- Source document -
■ ■ ■ ■
THE CHANCELLOR’s STATEMENT:

A central responsibility for any Government is to do what is necessary for economic stability.

This is vital for businesses making long-term investment decisions and for families concerned about their jobs, their mortgages, and the cost of living.

No government can control markets, but every government can give certainty about the sustainability of public finances and that is one of the many factors influencing how markets behave.

And for that reason, although the Prime Minister and I are both committed to cutting corporation tax on Friday she listened to concerns about the mini budget and confirmed we will not proceed with the cut to Corporation Tax announced.

The government has today decided to make further changes to the mini budget.

And to reduce unhelpful speculation about what they are, we have decided to announce these ahead of the Medium-Term Fiscal Plan, which happens in two weeks.

I will give a detailed statement to Parliament and answer questions from Members of Parliament.

But because these decisions are market sensitive, I have agreed with the Speaker the need to give an early, brief summary of the changes which are all designed to provide confidence and stability.
■ ■ ■ ■
[Stored items]
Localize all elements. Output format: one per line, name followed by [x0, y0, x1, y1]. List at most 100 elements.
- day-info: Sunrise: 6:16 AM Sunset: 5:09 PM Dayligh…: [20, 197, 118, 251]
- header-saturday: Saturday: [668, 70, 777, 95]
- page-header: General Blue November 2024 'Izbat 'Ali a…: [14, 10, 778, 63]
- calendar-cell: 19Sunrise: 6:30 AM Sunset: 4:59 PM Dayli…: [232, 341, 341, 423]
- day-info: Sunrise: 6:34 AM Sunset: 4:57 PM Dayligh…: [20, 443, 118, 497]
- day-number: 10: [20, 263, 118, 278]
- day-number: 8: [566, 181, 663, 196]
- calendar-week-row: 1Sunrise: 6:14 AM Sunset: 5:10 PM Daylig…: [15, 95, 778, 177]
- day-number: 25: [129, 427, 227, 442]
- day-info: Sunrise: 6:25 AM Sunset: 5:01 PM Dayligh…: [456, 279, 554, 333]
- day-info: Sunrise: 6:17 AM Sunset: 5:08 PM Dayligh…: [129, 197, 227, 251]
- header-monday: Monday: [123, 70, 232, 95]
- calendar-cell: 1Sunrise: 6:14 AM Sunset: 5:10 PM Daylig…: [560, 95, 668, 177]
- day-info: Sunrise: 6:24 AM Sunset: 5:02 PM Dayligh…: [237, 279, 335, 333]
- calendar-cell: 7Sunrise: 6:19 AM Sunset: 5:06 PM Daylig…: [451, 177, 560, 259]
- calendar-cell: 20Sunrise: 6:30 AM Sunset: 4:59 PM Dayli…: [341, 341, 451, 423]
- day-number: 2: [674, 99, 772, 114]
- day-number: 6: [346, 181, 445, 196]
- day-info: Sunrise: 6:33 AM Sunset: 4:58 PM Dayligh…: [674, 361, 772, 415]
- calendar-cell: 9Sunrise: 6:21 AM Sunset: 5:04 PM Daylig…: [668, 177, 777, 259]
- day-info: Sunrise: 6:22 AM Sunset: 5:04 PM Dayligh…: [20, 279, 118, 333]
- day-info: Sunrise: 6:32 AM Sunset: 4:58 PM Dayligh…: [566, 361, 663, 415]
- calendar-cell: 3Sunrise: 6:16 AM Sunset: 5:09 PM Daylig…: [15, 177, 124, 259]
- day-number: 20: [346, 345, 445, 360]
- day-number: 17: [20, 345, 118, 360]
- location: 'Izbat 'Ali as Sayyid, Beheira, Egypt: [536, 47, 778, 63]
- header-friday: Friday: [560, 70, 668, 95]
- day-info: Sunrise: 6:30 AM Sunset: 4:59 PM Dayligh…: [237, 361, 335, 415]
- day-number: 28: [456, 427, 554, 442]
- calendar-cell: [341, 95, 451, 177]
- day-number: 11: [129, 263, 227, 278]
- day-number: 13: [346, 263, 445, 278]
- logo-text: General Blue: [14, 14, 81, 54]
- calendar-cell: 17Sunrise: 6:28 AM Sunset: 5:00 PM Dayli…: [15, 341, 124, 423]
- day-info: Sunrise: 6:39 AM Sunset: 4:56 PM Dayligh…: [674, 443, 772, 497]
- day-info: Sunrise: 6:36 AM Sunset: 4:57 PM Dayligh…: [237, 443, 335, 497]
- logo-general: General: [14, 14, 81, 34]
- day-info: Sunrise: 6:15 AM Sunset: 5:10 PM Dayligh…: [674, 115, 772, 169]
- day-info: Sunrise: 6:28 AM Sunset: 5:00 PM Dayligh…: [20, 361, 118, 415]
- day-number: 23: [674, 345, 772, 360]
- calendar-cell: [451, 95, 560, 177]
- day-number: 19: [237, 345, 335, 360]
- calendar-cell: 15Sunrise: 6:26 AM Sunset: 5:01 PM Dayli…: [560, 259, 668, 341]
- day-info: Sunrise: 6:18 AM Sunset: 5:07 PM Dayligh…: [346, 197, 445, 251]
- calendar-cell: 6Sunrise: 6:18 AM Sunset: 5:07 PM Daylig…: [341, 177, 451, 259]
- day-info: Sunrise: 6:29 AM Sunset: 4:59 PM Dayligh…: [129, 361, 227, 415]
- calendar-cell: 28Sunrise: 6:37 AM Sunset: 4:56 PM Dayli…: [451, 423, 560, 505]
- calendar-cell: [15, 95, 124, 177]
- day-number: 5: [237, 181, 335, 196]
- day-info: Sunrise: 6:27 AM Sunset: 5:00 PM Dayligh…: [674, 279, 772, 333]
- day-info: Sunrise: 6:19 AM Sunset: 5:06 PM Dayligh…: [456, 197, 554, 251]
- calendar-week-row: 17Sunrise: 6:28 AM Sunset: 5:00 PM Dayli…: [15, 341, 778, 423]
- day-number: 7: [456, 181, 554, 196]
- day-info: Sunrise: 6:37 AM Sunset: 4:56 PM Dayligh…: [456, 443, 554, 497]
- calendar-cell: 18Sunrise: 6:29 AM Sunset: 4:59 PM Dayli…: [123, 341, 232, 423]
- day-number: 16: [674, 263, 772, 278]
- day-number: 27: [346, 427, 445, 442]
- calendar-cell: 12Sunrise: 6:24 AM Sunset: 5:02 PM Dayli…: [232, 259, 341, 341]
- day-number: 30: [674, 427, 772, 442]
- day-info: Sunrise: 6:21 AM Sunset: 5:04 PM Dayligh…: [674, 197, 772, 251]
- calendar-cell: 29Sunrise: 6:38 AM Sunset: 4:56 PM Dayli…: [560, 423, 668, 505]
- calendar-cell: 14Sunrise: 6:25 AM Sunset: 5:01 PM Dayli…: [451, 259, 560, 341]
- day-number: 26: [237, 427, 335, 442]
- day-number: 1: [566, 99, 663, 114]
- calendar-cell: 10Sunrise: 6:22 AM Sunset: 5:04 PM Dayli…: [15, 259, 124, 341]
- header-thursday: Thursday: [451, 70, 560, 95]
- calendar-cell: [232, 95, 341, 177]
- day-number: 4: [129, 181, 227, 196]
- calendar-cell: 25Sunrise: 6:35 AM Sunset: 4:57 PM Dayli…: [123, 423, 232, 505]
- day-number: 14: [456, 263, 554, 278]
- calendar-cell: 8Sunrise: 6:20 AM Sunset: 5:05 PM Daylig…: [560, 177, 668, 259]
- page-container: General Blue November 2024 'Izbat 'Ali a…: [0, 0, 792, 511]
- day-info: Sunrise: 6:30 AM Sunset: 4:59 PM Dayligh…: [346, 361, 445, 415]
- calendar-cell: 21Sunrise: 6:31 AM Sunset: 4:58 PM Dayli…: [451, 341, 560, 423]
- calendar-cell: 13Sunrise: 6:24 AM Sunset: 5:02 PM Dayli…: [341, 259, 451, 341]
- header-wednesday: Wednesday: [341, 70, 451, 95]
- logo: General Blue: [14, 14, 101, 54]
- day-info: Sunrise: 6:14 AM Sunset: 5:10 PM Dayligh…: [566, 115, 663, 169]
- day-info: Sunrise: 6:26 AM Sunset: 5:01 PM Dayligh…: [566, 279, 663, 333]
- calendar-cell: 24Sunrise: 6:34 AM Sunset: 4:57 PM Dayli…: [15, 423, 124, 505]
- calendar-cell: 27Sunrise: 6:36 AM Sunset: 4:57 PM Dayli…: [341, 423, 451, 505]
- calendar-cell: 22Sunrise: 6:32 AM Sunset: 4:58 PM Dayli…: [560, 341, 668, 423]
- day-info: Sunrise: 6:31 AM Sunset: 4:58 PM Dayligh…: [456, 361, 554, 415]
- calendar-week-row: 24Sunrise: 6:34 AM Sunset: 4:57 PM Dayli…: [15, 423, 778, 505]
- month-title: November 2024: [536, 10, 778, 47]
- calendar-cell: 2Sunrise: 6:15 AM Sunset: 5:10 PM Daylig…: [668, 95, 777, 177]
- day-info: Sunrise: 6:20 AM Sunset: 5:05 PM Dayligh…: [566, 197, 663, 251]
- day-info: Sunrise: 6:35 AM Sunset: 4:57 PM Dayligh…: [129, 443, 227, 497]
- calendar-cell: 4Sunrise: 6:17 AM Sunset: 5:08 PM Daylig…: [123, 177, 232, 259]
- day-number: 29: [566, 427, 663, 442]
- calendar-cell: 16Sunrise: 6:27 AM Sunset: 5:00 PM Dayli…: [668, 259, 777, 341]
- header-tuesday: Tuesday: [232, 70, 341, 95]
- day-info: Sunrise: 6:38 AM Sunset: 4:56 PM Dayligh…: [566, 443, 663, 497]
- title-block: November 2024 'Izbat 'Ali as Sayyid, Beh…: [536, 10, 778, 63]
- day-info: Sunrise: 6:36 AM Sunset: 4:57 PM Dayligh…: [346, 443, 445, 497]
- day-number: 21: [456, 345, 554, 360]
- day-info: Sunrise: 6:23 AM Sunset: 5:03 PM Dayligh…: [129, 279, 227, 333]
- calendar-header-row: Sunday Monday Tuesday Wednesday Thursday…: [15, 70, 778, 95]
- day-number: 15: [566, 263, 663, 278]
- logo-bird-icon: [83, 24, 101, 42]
■ ■ ■ ■
- Brief 1 -
From the Chancellor's statement, list the three things families are described as being concerned about.
- Brief 2 -
Answer these questions using the Chancellor's statement:
(a) Which announced tax cut will not proceed?
(b) In how many weeks does the Medium-Term Fiscal Plan happen?
(c) With whom did the Chancellor agree on giving an early, brief summary of the changes?

- Solution 1 -
- Their jobs
- Their mortgages
- The cost of living

- Solution 2 -
(a) The cut to Corporation Tax
(b) Two weeks
(c) The Speaker